_Given instruction_.
Without omitting anything, return the records precisely as given.

-- BEGIN Data for processing --

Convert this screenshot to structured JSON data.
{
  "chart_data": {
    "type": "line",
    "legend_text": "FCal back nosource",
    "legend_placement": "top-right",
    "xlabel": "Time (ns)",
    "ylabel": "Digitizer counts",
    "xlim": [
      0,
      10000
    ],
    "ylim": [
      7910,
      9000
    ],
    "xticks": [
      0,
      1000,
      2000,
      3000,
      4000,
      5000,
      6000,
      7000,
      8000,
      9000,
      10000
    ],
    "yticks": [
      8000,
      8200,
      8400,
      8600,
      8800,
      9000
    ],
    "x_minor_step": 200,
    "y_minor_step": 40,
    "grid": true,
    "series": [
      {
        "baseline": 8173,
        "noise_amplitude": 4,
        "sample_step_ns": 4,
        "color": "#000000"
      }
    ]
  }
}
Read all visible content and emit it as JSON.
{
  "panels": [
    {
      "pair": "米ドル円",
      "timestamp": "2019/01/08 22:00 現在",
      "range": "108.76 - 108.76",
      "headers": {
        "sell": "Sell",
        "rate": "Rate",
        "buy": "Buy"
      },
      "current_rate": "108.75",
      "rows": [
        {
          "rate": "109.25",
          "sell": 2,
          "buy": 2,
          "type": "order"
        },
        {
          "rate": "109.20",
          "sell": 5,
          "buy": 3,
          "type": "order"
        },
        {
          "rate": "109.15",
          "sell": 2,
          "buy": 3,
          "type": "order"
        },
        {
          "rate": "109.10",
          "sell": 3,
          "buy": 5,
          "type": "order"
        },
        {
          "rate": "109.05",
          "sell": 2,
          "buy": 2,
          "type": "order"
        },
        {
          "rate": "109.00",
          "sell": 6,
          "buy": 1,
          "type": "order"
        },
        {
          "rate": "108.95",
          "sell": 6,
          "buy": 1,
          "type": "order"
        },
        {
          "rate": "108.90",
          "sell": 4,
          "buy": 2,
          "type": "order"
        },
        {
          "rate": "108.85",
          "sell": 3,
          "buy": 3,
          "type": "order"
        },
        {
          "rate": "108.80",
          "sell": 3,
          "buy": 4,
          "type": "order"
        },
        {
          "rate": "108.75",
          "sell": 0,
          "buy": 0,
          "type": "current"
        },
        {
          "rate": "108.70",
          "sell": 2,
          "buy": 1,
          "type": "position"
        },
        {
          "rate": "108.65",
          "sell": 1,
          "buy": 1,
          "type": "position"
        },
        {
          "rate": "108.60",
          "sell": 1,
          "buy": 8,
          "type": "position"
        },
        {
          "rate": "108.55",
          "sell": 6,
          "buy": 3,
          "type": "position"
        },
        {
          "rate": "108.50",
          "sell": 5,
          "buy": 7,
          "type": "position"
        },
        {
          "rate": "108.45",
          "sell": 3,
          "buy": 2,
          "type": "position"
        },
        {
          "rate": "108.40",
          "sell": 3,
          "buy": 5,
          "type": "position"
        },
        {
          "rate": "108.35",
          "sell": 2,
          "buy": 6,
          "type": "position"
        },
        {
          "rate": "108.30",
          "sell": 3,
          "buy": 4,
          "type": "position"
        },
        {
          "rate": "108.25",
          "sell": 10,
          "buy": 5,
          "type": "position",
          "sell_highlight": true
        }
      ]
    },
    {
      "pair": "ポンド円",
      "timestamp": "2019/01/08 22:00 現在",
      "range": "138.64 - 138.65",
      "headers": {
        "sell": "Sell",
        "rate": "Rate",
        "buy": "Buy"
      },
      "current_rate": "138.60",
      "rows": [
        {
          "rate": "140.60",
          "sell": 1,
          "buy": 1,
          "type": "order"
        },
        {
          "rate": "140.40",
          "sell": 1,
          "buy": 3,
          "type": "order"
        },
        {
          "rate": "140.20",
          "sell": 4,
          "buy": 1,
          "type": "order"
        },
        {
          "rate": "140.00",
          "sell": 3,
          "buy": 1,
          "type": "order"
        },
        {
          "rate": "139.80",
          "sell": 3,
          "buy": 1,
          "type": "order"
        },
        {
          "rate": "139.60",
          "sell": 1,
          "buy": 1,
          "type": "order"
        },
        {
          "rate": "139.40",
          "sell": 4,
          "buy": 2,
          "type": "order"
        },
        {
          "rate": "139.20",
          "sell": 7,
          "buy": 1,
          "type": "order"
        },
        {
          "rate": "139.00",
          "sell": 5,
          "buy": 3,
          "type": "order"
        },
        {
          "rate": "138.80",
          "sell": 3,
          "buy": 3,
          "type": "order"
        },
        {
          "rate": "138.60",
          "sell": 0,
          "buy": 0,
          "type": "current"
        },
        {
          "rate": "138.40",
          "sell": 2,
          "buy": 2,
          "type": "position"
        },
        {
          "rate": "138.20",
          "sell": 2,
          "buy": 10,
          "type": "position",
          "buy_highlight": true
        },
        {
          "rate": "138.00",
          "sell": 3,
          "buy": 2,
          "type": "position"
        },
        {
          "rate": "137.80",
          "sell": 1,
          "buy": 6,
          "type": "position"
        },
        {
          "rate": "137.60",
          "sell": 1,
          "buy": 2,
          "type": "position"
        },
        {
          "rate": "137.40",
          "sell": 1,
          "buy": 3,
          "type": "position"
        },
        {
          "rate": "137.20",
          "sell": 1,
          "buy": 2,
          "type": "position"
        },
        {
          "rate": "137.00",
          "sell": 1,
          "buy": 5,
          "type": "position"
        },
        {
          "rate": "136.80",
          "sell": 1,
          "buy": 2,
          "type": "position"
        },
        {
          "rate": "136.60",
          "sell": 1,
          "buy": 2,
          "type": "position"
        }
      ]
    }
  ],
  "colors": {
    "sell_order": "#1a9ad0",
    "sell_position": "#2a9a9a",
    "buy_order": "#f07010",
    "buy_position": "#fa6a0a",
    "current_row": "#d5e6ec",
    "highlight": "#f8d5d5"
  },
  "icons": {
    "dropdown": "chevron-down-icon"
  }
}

-- END Data for processing --

_Reply to the exercise_.
Convert this screenshot to structured JSON data.
{
  "chart_data": {
    "type": "line",
    "legend_text": "FCal back nosource",
    "legend_placement": "top-right",
    "xlabel": "Time (ns)",
    "ylabel": "Digitizer counts",
    "xlim": [
      0,
      10000
    ],
    "ylim": [
      7910,
      9000
    ],
    "xticks": [
      0,
      1000,
      2000,
      3000,
      4000,
      5000,
      6000,
      7000,
      8000,
      9000,
      10000
    ],
    "yticks": [
      8000,
      8200,
      8400,
      8600,
      8800,
      9000
    ],
    "x_minor_step": 200,
    "y_minor_step": 40,
    "grid": true,
    "series": [
      {
        "baseline": 8173,
        "noise_amplitude": 4,
        "sample_step_ns": 4,
        "color": "#000000"
      }
    ]
  }
}
Read all visible content and emit it as JSON.
{
  "panels": [
    {
      "pair": "米ドル円",
      "timestamp": "2019/01/08 22:00 現在",
      "range": "108.76 - 108.76",
      "headers": {
        "sell": "Sell",
        "rate": "Rate",
        "buy": "Buy"
      },
      "current_rate": "108.75",
      "rows": [
        {
          "rate": "109.25",
          "sell": 2,
          "buy": 2,
          "type": "order"
        },
        {
          "rate": "109.20",
          "sell": 5,
          "buy": 3,
          "type": "order"
        },
        {
          "rate": "109.15",
          "sell": 2,
          "buy": 3,
          "type": "order"
        },
        {
          "rate": "109.10",
          "sell": 3,
          "buy": 5,
          "type": "order"
        },
        {
          "rate": "109.05",
          "sell": 2,
          "buy": 2,
          "type": "order"
        },
        {
          "rate": "109.00",
          "sell": 6,
          "buy": 1,
          "type": "order"
        },
        {
          "rate": "108.95",
          "sell": 6,
          "buy": 1,
          "type": "order"
        },
        {
          "rate": "108.90",
          "sell": 4,
          "buy": 2,
          "type": "order"
        },
        {
          "rate": "108.85",
          "sell": 3,
          "buy": 3,
          "type": "order"
        },
        {
          "rate": "108.80",
          "sell": 3,
          "buy": 4,
          "type": "order"
        },
        {
          "rate": "108.75",
          "sell": 0,
          "buy": 0,
          "type": "current"
        },
        {
          "rate": "108.70",
          "sell": 2,
          "buy": 1,
          "type": "position"
        },
        {
          "rate": "108.65",
          "sell": 1,
          "buy": 1,
          "type": "position"
        },
        {
          "rate": "108.60",
          "sell": 1,
          "buy": 8,
          "type": "position"
        },
        {
          "rate": "108.55",
          "sell": 6,
          "buy": 3,
          "type": "position"
        },
        {
          "rate": "108.50",
          "sell": 5,
          "buy": 7,
          "type": "position"
        },
        {
          "rate": "108.45",
          "sell": 3,
          "buy": 2,
          "type": "position"
        },
        {
          "rate": "108.40",
          "sell": 3,
          "buy": 5,
          "type": "position"
        },
        {
          "rate": "108.35",
          "sell": 2,
          "buy": 6,
          "type": "position"
        },
        {
          "rate": "108.30",
          "sell": 3,
          "buy": 4,
          "type": "position"
        },
        {
          "rate": "108.25",
          "sell": 10,
          "buy": 5,
          "type": "position",
          "sell_highlight": true
        }
      ]
    },
    {
      "pair": "ポンド円",
      "timestamp": "2019/01/08 22:00 現在",
      "range": "138.64 - 138.65",
      "headers": {
        "sell": "Sell",
        "rate": "Rate",
        "buy": "Buy"
      },
      "current_rate": "138.60",
      "rows": [
        {
          "rate": "140.60",
          "sell": 1,
          "buy": 1,
          "type": "order"
        },
        {
          "rate": "140.40",
          "sell": 1,
          "buy": 3,
          "type": "order"
        },
        {
          "rate": "140.20",
          "sell": 4,
          "buy": 1,
          "type": "order"
        },
        {
          "rate": "140.00",
          "sell": 3,
          "buy": 1,
          "type": "order"
        },
        {
          "rate": "139.80",
          "sell": 3,
          "buy": 1,
          "type": "order"
        },
        {
          "rate": "139.60",
          "sell": 1,
          "buy": 1,
          "type": "order"
        },
        {
          "rate": "139.40",
          "sell": 4,
          "buy": 2,
          "type": "order"
        },
        {
          "rate": "139.20",
          "sell": 7,
          "buy": 1,
          "type": "order"
        },
        {
          "rate": "139.00",
          "sell": 5,
          "buy": 3,
          "type": "order"
        },
        {
          "rate": "138.80",
          "sell": 3,
          "buy": 3,
          "type": "order"
        },
        {
          "rate": "138.60",
          "sell": 0,
          "buy": 0,
          "type": "current"
        },
        {
          "rate": "138.40",
          "sell": 2,
          "buy": 2,
          "type": "position"
        },
        {
          "rate": "138.20",
          "sell": 2,
          "buy": 10,
          "type": "position",
          "buy_highlight": true
        },
        {
          "rate": "138.00",
          "sell": 3,
          "buy": 2,
          "type": "position"
        },
        {
          "rate": "137.80",
          "sell": 1,
          "buy": 6,
          "type": "position"
        },
        {
          "rate": "137.60",
          "sell": 1,
          "buy": 2,
          "type": "position"
        },
        {
          "rate": "137.40",
          "sell": 1,
          "buy": 3,
          "type": "position"
        },
        {
          "rate": "137.20",
          "sell": 1,
          "buy": 2,
          "type": "position"
        },
        {
          "rate": "137.00",
          "sell": 1,
          "buy": 5,
          "type": "position"
        },
        {
          "rate": "136.80",
          "sell": 1,
          "buy": 2,
          "type": "position"
        },
        {
          "rate": "136.60",
          "sell": 1,
          "buy": 2,
          "type": "position"
        }
      ]
    }
  ],
  "colors": {
    "sell_order": "#1a9ad0",
    "sell_position": "#2a9a9a",
    "buy_order": "#f07010",
    "buy_position": "#fa6a0a",
    "current_row": "#d5e6ec",
    "highlight": "#f8d5d5"
  },
  "icons": {
    "dropdown": "chevron-down-icon"
  }
}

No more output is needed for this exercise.